## MATERIAL SHOWN
## Start
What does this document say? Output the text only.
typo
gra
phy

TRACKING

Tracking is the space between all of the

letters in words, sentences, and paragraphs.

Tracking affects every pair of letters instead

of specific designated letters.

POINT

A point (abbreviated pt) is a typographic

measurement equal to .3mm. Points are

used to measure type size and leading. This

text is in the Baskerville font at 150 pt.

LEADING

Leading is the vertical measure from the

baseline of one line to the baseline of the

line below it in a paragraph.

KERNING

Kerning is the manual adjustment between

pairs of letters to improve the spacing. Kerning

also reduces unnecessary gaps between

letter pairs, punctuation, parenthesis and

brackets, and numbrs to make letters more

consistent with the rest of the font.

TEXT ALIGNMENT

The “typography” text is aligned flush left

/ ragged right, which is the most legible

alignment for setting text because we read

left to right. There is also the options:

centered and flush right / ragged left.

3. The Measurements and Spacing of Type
## End
## Start
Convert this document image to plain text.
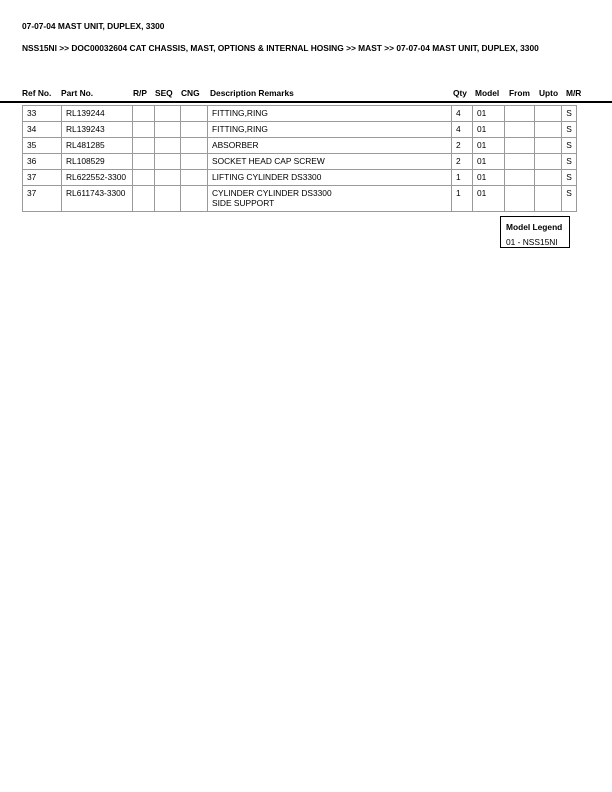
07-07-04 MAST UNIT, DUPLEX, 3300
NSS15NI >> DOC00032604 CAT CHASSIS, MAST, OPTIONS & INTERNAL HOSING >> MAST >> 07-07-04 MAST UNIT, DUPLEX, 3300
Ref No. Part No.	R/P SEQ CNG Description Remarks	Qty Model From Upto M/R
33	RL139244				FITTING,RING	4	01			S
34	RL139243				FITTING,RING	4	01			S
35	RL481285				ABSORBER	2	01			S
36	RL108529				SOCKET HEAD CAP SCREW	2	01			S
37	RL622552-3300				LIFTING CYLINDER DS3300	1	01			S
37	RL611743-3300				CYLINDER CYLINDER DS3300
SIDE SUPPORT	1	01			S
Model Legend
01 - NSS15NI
## End
## TASK
Using the listing above, locate the lines that hold "FITTING" and copy each one.

## RESPONSE
33	RL139244				FITTING,RING	4	01			S
34	RL139243				FITTING,RING	4	01			S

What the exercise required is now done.